** Begin Dataset content **
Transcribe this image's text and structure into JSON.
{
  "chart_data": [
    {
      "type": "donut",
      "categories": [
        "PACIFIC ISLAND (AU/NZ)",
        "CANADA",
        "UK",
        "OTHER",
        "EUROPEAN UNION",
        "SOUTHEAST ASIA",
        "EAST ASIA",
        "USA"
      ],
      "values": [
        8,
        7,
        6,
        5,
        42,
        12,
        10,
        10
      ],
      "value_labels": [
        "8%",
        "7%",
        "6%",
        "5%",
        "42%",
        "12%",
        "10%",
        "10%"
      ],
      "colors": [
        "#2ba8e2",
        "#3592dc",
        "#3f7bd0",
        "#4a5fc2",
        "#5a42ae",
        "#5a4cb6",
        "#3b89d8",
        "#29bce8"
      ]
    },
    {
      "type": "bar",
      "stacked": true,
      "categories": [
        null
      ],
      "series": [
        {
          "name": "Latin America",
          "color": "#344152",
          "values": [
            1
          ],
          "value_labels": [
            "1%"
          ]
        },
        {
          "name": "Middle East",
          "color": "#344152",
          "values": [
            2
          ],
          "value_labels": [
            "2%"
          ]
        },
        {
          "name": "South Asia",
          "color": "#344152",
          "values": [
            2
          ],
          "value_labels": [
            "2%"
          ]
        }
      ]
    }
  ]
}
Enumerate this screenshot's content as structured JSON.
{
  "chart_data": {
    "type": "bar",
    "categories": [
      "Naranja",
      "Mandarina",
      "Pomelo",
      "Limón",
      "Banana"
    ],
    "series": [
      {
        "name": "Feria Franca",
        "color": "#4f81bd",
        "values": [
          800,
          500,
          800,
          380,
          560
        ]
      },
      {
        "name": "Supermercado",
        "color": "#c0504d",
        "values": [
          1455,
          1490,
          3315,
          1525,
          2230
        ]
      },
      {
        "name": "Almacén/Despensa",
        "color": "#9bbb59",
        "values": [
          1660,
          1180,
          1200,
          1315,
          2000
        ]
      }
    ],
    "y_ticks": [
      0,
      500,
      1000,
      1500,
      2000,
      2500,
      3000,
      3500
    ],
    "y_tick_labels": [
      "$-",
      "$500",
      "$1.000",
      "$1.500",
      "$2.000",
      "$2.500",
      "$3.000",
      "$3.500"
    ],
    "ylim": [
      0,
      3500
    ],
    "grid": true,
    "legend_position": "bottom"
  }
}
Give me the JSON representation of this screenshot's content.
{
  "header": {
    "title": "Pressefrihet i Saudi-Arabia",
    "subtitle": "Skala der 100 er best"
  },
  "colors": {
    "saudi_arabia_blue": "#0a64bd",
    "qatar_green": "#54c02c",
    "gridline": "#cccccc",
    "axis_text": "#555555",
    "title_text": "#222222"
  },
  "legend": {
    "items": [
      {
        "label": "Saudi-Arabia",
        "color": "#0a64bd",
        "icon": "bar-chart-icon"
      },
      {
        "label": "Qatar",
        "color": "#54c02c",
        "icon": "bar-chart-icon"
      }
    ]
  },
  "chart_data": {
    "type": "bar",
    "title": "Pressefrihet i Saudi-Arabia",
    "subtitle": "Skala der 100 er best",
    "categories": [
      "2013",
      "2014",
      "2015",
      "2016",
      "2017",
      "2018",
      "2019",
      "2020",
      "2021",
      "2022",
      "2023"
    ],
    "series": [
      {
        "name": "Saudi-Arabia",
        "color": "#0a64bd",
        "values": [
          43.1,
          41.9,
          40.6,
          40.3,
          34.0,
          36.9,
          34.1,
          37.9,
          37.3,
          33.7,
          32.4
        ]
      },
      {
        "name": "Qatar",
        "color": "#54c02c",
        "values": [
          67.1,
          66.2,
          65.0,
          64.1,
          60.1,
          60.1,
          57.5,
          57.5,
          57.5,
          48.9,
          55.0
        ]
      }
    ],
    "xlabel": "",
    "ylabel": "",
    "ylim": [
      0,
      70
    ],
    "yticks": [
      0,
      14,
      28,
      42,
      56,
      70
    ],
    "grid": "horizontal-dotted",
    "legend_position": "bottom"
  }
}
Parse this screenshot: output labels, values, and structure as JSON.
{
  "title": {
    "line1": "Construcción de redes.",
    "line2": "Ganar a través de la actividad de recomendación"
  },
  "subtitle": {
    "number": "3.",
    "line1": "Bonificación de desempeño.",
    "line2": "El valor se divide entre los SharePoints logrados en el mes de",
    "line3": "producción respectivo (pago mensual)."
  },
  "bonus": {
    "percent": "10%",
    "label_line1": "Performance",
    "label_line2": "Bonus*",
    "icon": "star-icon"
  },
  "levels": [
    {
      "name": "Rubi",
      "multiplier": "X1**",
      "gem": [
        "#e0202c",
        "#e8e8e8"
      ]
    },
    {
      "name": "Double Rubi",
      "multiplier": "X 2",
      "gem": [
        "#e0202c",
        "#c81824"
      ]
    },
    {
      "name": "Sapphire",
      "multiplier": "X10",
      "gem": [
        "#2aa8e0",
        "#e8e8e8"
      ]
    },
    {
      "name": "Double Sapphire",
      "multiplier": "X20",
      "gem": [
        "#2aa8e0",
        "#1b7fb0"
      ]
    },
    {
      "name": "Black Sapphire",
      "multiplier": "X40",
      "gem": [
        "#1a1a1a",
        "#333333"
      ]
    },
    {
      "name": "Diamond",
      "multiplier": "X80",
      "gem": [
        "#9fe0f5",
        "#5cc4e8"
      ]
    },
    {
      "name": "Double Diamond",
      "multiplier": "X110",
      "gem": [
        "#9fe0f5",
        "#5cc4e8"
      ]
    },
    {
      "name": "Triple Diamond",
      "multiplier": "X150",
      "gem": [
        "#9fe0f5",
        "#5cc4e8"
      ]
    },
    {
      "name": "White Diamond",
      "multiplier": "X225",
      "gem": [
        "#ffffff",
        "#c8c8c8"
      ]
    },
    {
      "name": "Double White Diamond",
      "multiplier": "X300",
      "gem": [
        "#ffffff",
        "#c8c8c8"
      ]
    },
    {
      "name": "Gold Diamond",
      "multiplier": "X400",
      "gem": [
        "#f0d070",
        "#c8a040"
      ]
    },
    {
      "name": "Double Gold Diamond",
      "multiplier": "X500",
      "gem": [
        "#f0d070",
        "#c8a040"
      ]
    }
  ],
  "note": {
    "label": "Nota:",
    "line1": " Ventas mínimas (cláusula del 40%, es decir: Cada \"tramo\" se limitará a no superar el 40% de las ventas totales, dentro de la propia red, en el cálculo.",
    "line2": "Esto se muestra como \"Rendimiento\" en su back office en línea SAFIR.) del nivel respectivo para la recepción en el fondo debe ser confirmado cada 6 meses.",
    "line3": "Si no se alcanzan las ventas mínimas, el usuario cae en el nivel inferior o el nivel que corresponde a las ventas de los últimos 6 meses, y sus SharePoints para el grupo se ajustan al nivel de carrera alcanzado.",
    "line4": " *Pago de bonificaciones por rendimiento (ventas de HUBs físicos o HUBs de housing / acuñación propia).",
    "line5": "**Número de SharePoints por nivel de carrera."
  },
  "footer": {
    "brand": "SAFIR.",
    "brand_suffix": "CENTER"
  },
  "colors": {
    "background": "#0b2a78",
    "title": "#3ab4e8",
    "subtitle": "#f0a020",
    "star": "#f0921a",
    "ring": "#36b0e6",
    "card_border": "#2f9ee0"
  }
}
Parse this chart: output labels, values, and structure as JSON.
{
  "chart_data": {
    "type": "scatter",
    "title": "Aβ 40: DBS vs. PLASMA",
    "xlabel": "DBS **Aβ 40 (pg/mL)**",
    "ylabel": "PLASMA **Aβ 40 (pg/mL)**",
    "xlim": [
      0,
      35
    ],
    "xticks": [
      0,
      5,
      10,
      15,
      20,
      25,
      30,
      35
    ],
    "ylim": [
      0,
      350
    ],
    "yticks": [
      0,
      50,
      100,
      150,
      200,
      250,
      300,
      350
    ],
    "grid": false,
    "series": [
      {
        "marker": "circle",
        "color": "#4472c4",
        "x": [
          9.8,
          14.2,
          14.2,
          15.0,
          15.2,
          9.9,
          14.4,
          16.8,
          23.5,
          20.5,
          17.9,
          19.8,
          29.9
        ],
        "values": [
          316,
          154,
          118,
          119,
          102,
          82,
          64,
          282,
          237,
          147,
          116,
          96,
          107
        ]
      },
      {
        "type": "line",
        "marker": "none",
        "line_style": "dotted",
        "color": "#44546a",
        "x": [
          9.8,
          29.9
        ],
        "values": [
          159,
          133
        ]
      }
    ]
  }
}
** End Dataset content **
_What to do_:
Say how many lines hold the word "mínimas", giving the number and nothing else.

_Reply_:
2